• _Supplied material_
----

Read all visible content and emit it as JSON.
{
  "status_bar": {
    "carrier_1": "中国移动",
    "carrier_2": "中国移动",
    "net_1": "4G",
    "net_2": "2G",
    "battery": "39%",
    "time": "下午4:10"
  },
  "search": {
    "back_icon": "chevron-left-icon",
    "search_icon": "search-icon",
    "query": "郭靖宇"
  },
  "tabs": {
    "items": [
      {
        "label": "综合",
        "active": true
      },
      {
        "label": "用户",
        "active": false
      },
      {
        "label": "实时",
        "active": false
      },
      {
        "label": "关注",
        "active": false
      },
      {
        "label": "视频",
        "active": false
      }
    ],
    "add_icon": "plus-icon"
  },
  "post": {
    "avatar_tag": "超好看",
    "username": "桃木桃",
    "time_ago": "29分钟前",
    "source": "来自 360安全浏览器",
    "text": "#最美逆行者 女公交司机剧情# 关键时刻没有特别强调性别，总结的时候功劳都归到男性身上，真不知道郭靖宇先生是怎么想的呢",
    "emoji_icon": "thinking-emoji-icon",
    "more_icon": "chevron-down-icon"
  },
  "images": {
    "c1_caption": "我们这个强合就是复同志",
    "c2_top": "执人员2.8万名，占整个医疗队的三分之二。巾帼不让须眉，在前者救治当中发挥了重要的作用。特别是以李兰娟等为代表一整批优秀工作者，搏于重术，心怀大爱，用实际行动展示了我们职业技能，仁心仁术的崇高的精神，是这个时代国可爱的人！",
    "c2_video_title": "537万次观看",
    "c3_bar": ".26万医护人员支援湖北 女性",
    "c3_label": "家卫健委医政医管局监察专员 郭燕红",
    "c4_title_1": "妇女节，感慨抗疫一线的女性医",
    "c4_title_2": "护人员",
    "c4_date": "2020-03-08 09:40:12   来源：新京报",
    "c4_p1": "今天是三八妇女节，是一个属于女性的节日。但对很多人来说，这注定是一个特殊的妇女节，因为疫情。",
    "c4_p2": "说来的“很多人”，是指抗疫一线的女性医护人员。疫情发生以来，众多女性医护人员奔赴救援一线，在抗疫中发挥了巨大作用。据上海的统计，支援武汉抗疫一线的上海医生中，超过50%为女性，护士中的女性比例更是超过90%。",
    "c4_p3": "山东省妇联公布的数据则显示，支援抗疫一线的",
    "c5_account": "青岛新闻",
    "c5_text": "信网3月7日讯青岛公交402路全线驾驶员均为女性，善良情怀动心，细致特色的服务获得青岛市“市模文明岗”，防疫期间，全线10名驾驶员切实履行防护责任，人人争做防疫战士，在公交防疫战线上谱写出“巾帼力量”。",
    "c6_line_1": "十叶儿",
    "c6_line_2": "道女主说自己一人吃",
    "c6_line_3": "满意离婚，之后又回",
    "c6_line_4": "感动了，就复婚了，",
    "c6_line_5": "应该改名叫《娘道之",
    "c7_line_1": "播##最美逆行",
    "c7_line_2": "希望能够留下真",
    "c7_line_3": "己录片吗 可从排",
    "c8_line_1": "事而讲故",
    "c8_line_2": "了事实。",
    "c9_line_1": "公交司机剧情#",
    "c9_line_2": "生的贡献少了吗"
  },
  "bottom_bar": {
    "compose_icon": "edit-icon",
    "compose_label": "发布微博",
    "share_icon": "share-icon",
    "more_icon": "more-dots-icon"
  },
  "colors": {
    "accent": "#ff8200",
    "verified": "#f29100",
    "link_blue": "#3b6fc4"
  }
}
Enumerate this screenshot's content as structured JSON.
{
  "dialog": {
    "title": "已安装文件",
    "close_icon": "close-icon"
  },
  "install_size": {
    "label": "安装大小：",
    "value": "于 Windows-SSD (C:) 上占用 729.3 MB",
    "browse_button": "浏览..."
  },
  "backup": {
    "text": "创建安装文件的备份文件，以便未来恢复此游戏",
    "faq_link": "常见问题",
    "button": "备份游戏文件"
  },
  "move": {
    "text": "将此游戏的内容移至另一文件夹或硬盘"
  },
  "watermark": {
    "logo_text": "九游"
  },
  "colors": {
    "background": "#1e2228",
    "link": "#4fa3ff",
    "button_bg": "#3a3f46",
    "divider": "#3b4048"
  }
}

----

Identify the lines that hold the word "content". Copy every one of them.

• _Solution for this task_
Read all visible content and emit it as JSON.
Enumerate this screenshot's content as structured JSON.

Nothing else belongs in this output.